GIVEN INFORMATION
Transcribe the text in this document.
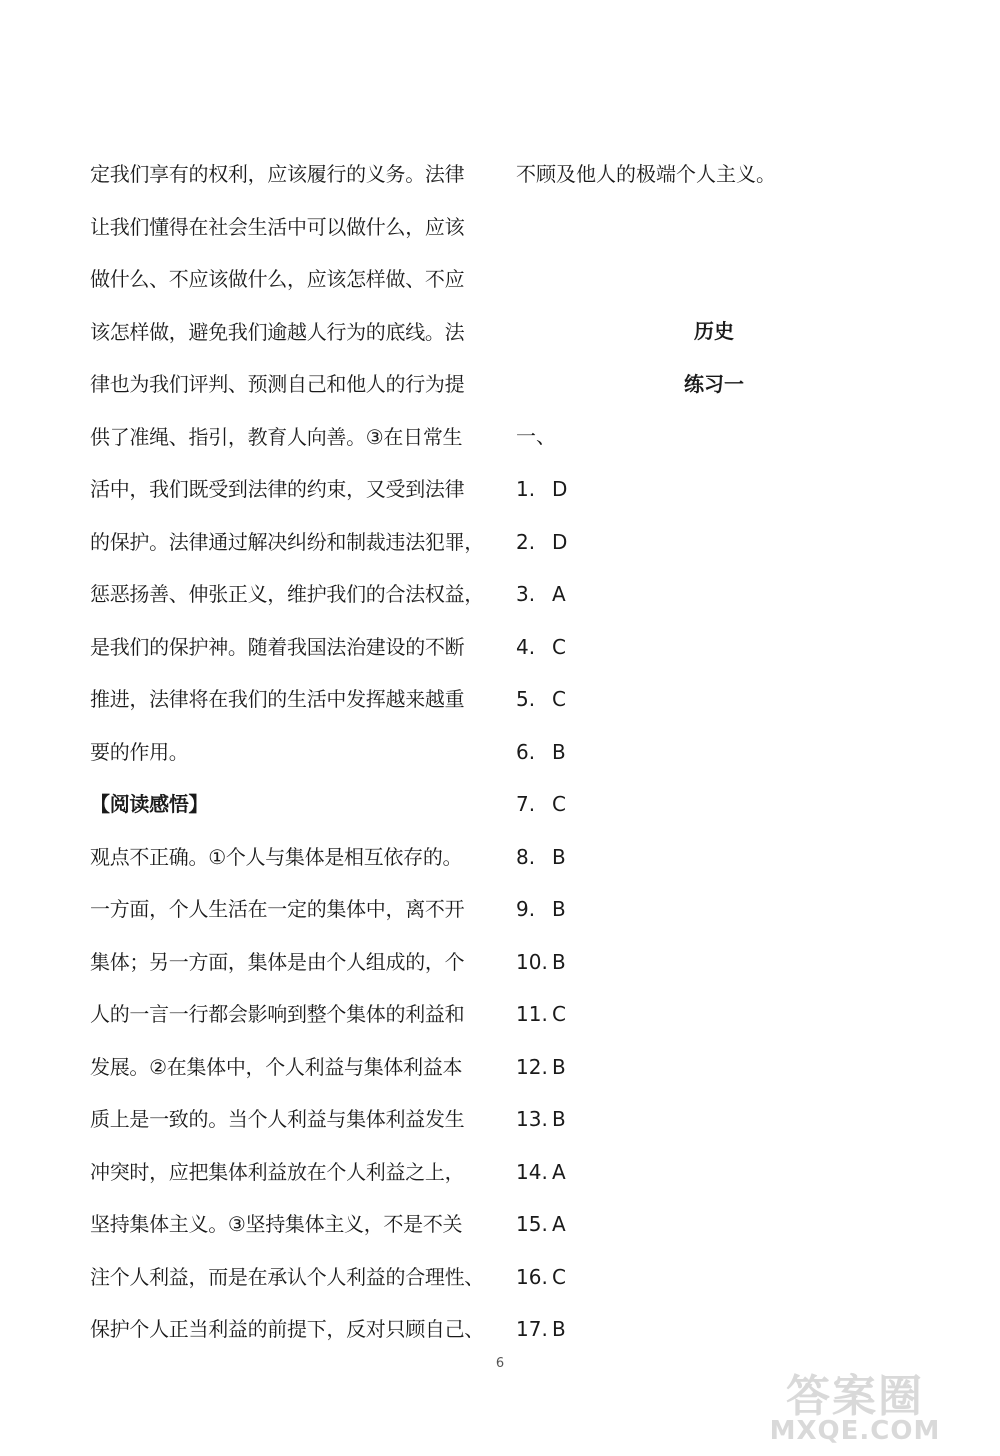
定我们享有的权利，应该履行的义务。法律
让我们懂得在社会生活中可以做什么，应该
做什么、不应该做什么，应该怎样做、不应
该怎样做，避免我们逾越人行为的底线。法
律也为我们评判、预测自己和他人的行为提
供了准绳、指引，教育人向善。③在日常生
活中，我们既受到法律的约束，又受到法律
的保护。法律通过解决纠纷和制裁违法犯罪，
惩恶扬善、伸张正义，维护我们的合法权益，
是我们的保护神。随着我国法治建设的不断
推进，法律将在我们的生活中发挥越来越重
要的作用。
【阅读感悟】
观点不正确。①个人与集体是相互依存的。
一方面，个人生活在一定的集体中，离不开
集体；另一方面，集体是由个人组成的，个
人的一言一行都会影响到整个集体的利益和
发展。②在集体中，个人利益与集体利益本
质上是一致的。当个人利益与集体利益发生
冲突时，应把集体利益放在个人利益之上，
坚持集体主义。③坚持集体主义，不是不关
注个人利益，而是在承认个人利益的合理性、
保护个人正当利益的前提下，反对只顾自己、
不顾及他人的极端个人主义。
历史
练习一
一、
1. D
2. D
3. A
4. C
5. C
6. B
7. C
8. B
9. B
10. B
11. C
12. B
13. B
14. A
15. A
16. C
17. B
6
答案圈
MXQE.COM
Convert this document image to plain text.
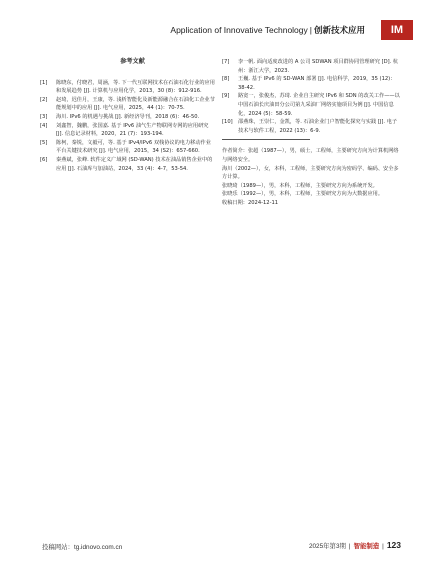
Application of Innovative Technology | 创新技术应用	IM
参考文献
[1]	陈晓东，付晓君，周涵，等. 下一代互联网技术在石油石化行业的应用和发展趋势 [J]. 计算机与应用化学，2013，30 (8)：912-916.
[2]	赵琦，迟佳月，王康，等. 浅析智能化及新能源融合在石油化工企业节能规划中的应用 [J]. 电气应用，2025，44 (1)：70-75.
[3]	海川. IPv6 的机遇与挑战 [J]. 新经济导刊，2018 (6)：46-50.
[4]	刘鑫智，魏鹏，张国嘉. 基于 IPv6 油气生产物联网专网的应用研究 [J]. 信息记录材料，2020，21 (7)：193-194.
[5]	陈柯，秦锐，文毅可，等. 基于 IPv4/IPv6 双栈协议的电力移动作业平台关键技术研究 [J]. 电气应用，2015，34 (S2)：657-660.
[6]	秦燕斌，张峰. 软件定义广域网 (SD-WAN) 技术在油品销售企业中的应用 [J]. 石油库与加油站，2024，33 (4)：4-7，53-54.
[7]	李一帆. 面向适度改进的 A 公司 SDWAN 项目群协同管理研究 [D]. 杭州：浙江大学，2023.
[8]	王巍. 基于 IPv6 的 SD-WAN 部署 [J]. 电信科学，2019，35 (12)：38-42.
[9]	路宽一，张俊杰，苏琦. 企业自主研究 IPv6 和 SDN 的改关工作——以中国石油长庆油田分公司第九采油厂网络实施项目为例 [J]. 中国信息化，2024 (5)：58-59.
[10]	邵燕珠，王崇仁，金凯，等. 石油企业门户智能化探究与实践 [J]. 电子技术与软件工程，2022 (13)：6-9.

作者简介：张超（1987—），男，硕士，工程师，主要研究方向为计算机网络与网络安全。

海川（2002—），女，本科，工程师，主要研究方向为密码学、编码、安全多方计算。

张晓琦（1989—），男，本科，工程师，主要研究方向为系统开发。

张晓乐（1992—），男，本科，工程师，主要研究方向为大数据应用。

收稿日期：2024-12-11

投稿网站：tg.idnovo.com.cn	2025年第3期 | 智能制造 | 123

EXERCISE
Reproduce the data verbatim. Do not carry any picture into the copy.

FINAL RESULT
Transcribe the text in this document.
定我们享有的权利，应该履行的义务。法律
让我们懂得在社会生活中可以做什么，应该
做什么、不应该做什么，应该怎样做、不应
该怎样做，避免我们逾越人行为的底线。法
律也为我们评判、预测自己和他人的行为提
供了准绳、指引，教育人向善。③在日常生
活中，我们既受到法律的约束，又受到法律
的保护。法律通过解决纠纷和制裁违法犯罪，
惩恶扬善、伸张正义，维护我们的合法权益，
是我们的保护神。随着我国法治建设的不断
推进，法律将在我们的生活中发挥越来越重
要的作用。
【阅读感悟】
观点不正确。①个人与集体是相互依存的。
一方面，个人生活在一定的集体中，离不开
集体；另一方面，集体是由个人组成的，个
人的一言一行都会影响到整个集体的利益和
发展。②在集体中，个人利益与集体利益本
质上是一致的。当个人利益与集体利益发生
冲突时，应把集体利益放在个人利益之上，
坚持集体主义。③坚持集体主义，不是不关
注个人利益，而是在承认个人利益的合理性、
保护个人正当利益的前提下，反对只顾自己、
不顾及他人的极端个人主义。
历史
练习一
一、
1. D
2. D
3. A
4. C
5. C
6. B
7. C
8. B
9. B
10. B
11. C
12. B
13. B
14. A
15. A
16. C
17. B
6
答案圈
MXQE.COM
Convert this document image to plain text.
Application of Innovative Technology | 创新技术应用	IM
参考文献
[1]	陈晓东，付晓君，周涵，等. 下一代互联网技术在石油石化行业的应用和发展趋势 [J]. 计算机与应用化学，2013，30 (8)：912-916.
[2]	赵琦，迟佳月，王康，等. 浅析智能化及新能源融合在石油化工企业节能规划中的应用 [J]. 电气应用，2025，44 (1)：70-75.
[3]	海川. IPv6 的机遇与挑战 [J]. 新经济导刊，2018 (6)：46-50.
[4]	刘鑫智，魏鹏，张国嘉. 基于 IPv6 油气生产物联网专网的应用研究 [J]. 信息记录材料，2020，21 (7)：193-194.
[5]	陈柯，秦锐，文毅可，等. 基于 IPv4/IPv6 双栈协议的电力移动作业平台关键技术研究 [J]. 电气应用，2015，34 (S2)：657-660.
[6]	秦燕斌，张峰. 软件定义广域网 (SD-WAN) 技术在油品销售企业中的应用 [J]. 石油库与加油站，2024，33 (4)：4-7，53-54.
[7]	李一帆. 面向适度改进的 A 公司 SDWAN 项目群协同管理研究 [D]. 杭州：浙江大学，2023.
[8]	王巍. 基于 IPv6 的 SD-WAN 部署 [J]. 电信科学，2019，35 (12)：38-42.
[9]	路宽一，张俊杰，苏琦. 企业自主研究 IPv6 和 SDN 的改关工作——以中国石油长庆油田分公司第九采油厂网络实施项目为例 [J]. 中国信息化，2024 (5)：58-59.
[10]	邵燕珠，王崇仁，金凯，等. 石油企业门户智能化探究与实践 [J]. 电子技术与软件工程，2022 (13)：6-9.

作者简介：张超（1987—），男，硕士，工程师，主要研究方向为计算机网络与网络安全。

海川（2002—），女，本科，工程师，主要研究方向为密码学、编码、安全多方计算。

张晓琦（1989—），男，本科，工程师，主要研究方向为系统开发。

张晓乐（1992—），男，本科，工程师，主要研究方向为大数据应用。

收稿日期：2024-12-11

投稿网站：tg.idnovo.com.cn	2025年第3期 | 智能制造 | 123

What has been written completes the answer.